--- EXERCISE DATA Enclosed Below ---

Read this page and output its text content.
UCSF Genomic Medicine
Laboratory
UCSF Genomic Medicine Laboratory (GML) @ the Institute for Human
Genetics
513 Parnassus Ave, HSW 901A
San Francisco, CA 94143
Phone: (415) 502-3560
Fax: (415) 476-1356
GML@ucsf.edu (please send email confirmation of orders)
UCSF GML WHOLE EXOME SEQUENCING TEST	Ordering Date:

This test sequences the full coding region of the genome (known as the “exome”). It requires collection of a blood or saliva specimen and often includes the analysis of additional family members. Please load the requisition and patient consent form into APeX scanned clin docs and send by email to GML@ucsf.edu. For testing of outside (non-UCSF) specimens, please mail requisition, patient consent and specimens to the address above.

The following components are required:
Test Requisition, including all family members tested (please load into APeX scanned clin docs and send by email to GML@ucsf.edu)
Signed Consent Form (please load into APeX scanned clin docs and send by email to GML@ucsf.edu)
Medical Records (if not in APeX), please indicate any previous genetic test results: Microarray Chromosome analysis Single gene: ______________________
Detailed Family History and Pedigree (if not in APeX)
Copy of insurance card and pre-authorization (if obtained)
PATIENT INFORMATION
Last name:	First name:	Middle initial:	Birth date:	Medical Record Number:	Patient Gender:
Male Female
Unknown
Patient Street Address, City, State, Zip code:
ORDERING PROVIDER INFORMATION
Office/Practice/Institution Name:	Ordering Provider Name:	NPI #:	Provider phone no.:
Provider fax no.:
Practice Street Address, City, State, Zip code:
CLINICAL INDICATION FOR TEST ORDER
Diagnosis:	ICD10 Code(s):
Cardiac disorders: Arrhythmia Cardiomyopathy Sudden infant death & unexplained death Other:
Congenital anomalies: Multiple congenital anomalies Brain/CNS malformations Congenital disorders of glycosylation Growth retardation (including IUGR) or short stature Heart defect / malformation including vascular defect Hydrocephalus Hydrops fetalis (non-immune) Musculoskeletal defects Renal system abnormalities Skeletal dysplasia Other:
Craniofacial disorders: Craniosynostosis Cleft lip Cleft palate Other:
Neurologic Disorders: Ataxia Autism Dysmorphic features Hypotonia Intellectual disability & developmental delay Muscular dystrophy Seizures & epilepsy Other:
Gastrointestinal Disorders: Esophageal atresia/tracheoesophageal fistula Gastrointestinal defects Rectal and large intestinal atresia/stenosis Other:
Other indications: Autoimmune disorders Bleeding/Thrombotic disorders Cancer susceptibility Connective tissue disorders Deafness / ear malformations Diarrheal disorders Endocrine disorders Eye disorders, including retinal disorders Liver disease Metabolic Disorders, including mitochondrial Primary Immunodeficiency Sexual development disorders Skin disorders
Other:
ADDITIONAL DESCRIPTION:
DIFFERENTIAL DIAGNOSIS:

--- End of Enclosed EXERCISE DATA ---

TASK DETAILS:
The full set of entries above should be given again exactly.

SOLVED EXERCISE:
Read this page and output its text content.
UCSF Genomic Medicine
Laboratory
UCSF Genomic Medicine Laboratory (GML) @ the Institute for Human
Genetics
513 Parnassus Ave, HSW 901A
San Francisco, CA 94143
Phone: (415) 502-3560
Fax: (415) 476-1356
GML@ucsf.edu (please send email confirmation of orders)
UCSF GML WHOLE EXOME SEQUENCING TEST	Ordering Date:

This test sequences the full coding region of the genome (known as the “exome”). It requires collection of a blood or saliva specimen and often includes the analysis of additional family members. Please load the requisition and patient consent form into APeX scanned clin docs and send by email to GML@ucsf.edu. For testing of outside (non-UCSF) specimens, please mail requisition, patient consent and specimens to the address above.

The following components are required:
Test Requisition, including all family members tested (please load into APeX scanned clin docs and send by email to GML@ucsf.edu)
Signed Consent Form (please load into APeX scanned clin docs and send by email to GML@ucsf.edu)
Medical Records (if not in APeX), please indicate any previous genetic test results: Microarray Chromosome analysis Single gene: ______________________
Detailed Family History and Pedigree (if not in APeX)
Copy of insurance card and pre-authorization (if obtained)
PATIENT INFORMATION
Last name:	First name:	Middle initial:	Birth date:	Medical Record Number:	Patient Gender:
Male Female
Unknown
Patient Street Address, City, State, Zip code:
ORDERING PROVIDER INFORMATION
Office/Practice/Institution Name:	Ordering Provider Name:	NPI #:	Provider phone no.:
Provider fax no.:
Practice Street Address, City, State, Zip code:
CLINICAL INDICATION FOR TEST ORDER
Diagnosis:	ICD10 Code(s):
Cardiac disorders: Arrhythmia Cardiomyopathy Sudden infant death & unexplained death Other:
Congenital anomalies: Multiple congenital anomalies Brain/CNS malformations Congenital disorders of glycosylation Growth retardation (including IUGR) or short stature Heart defect / malformation including vascular defect Hydrocephalus Hydrops fetalis (non-immune) Musculoskeletal defects Renal system abnormalities Skeletal dysplasia Other:
Craniofacial disorders: Craniosynostosis Cleft lip Cleft palate Other:
Neurologic Disorders: Ataxia Autism Dysmorphic features Hypotonia Intellectual disability & developmental delay Muscular dystrophy Seizures & epilepsy Other:
Gastrointestinal Disorders: Esophageal atresia/tracheoesophageal fistula Gastrointestinal defects Rectal and large intestinal atresia/stenosis Other:
Other indications: Autoimmune disorders Bleeding/Thrombotic disorders Cancer susceptibility Connective tissue disorders Deafness / ear malformations Diarrheal disorders Endocrine disorders Eye disorders, including retinal disorders Liver disease Metabolic Disorders, including mitochondrial Primary Immunodeficiency Sexual development disorders Skin disorders
Other:
ADDITIONAL DESCRIPTION:
DIFFERENTIAL DIAGNOSIS:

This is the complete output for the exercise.